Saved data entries
□ □ □ □

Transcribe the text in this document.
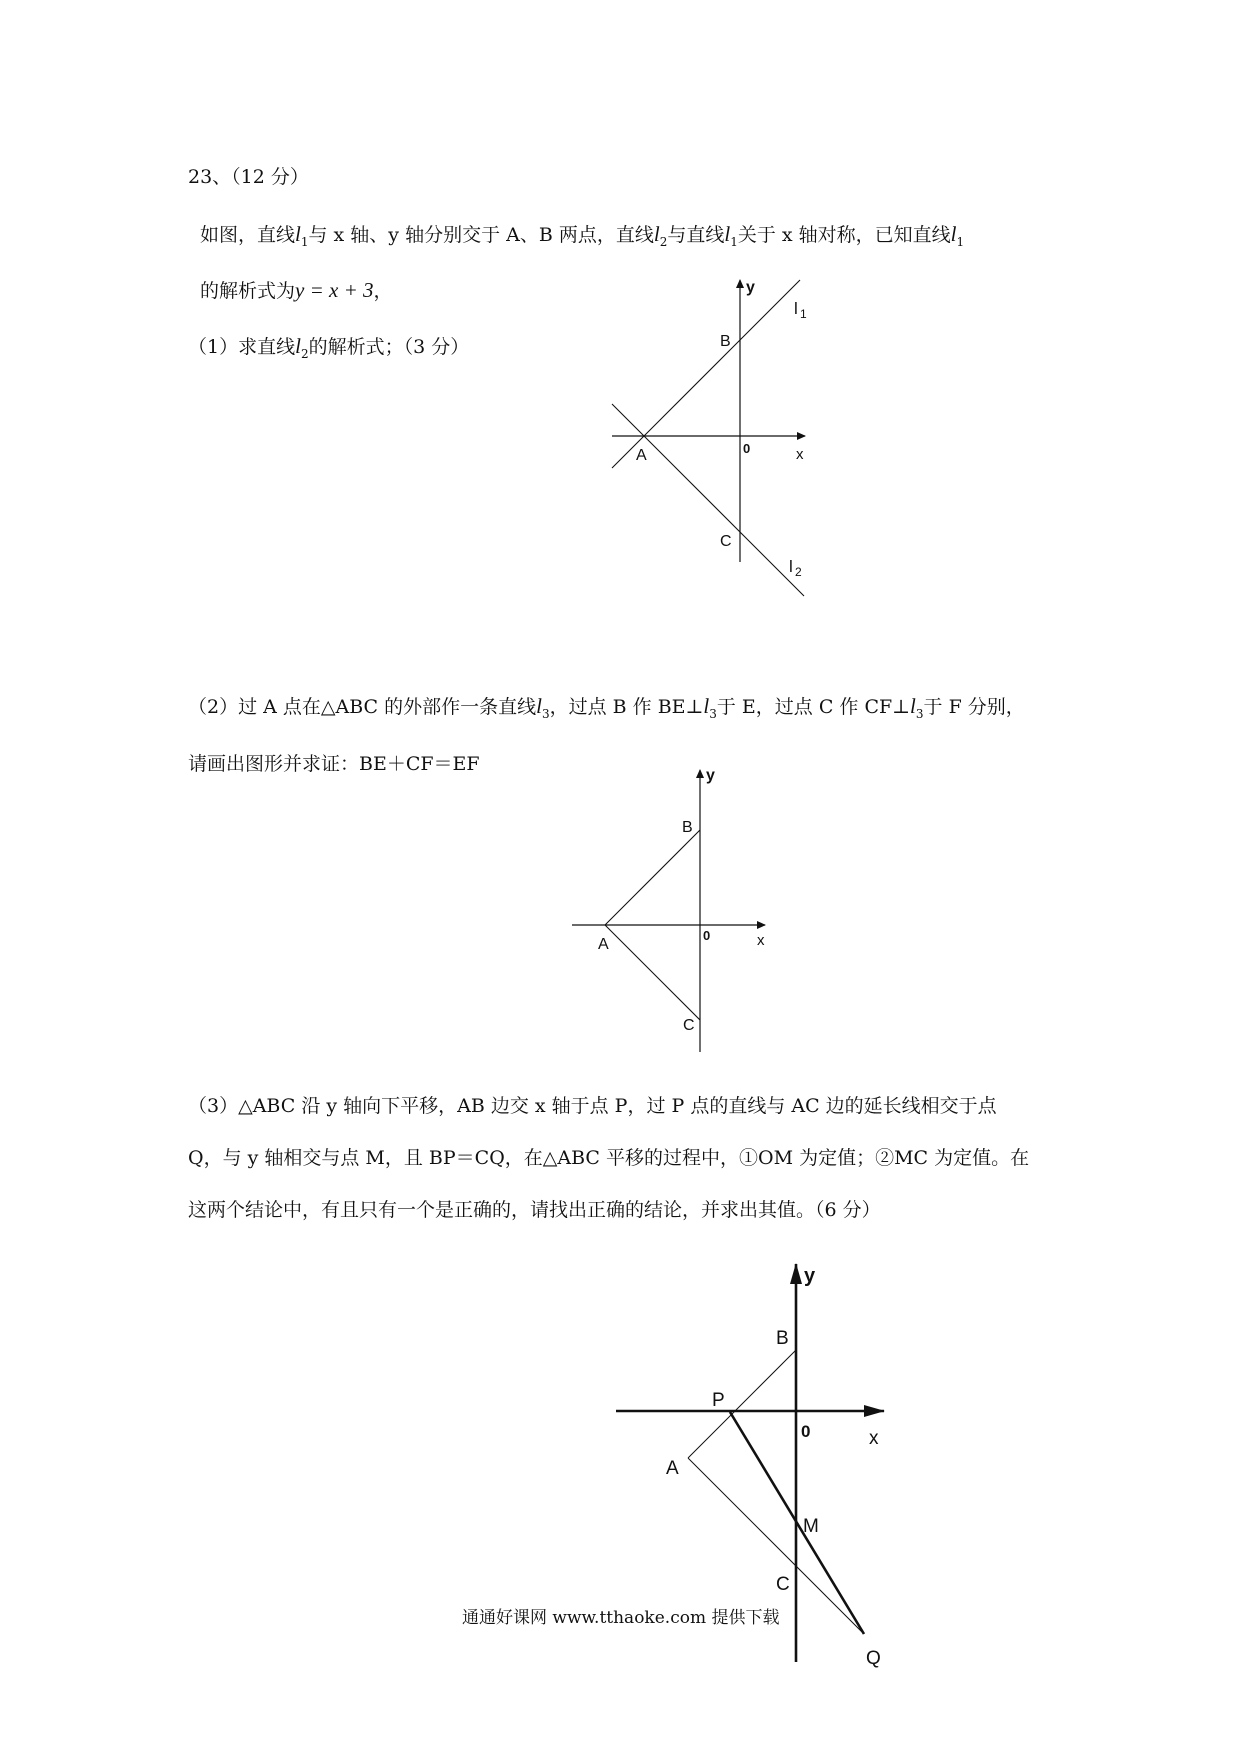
23、（12 分）
如图，直线$l_1$与 x 轴、y 轴分别交于 A、B 两点，直线$l_2$与直线$l_1$关于 x 轴对称，已知直线$l_1$
的解析式为y = x + 3，
（1）求直线$l_2$的解析式；（3 分）
（2）过 A 点在△ABC 的外部作一条直线$l_3$，过点 B 作 $BE\perp l_3$于 E，过点 C 作 $CF\perp l_3$于 F 分别，
请画出图形并求证：BE＋CF＝EF
（3）△ABC 沿 y 轴向下平移，AB 边交 x 轴于点 P，过 P 点的直线与 AC 边的延长线相交于点
Q，与 y 轴相交与点 M，且 BP＝CQ，在△ABC 平移的过程中，①OM 为定值；②MC 为定值。在
这两个结论中，有且只有一个是正确的，请找出正确的结论，并求出其值。（6 分）
y
l 1
B
A	0	x
C
l 2
y
B
A
0	x
C
y
B
P
0	x
A
M
C
Q
通通好课网 www.tthaoke.com 提供下载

□ □ □ □

### Given instruction
Output, exactly, all the records above; include no pictures.

### Answer
Transcribe the text in this document.
23、（12 分）
如图，直线$l_1$与 x 轴、y 轴分别交于 A、B 两点，直线$l_2$与直线$l_1$关于 x 轴对称，已知直线$l_1$
的解析式为y = x + 3，
（1）求直线$l_2$的解析式；（3 分）
（2）过 A 点在△ABC 的外部作一条直线$l_3$，过点 B 作 $BE\perp l_3$于 E，过点 C 作 $CF\perp l_3$于 F 分别，
请画出图形并求证：BE＋CF＝EF
（3）△ABC 沿 y 轴向下平移，AB 边交 x 轴于点 P，过 P 点的直线与 AC 边的延长线相交于点
Q，与 y 轴相交与点 M，且 BP＝CQ，在△ABC 平移的过程中，①OM 为定值；②MC 为定值。在
这两个结论中，有且只有一个是正确的，请找出正确的结论，并求出其值。（6 分）
y
l 1
B
A	0	x
C
l 2
y
B
A
0	x
C
y
B
P
0	x
A
M
C
Q
通通好课网 www.tthaoke.com 提供下载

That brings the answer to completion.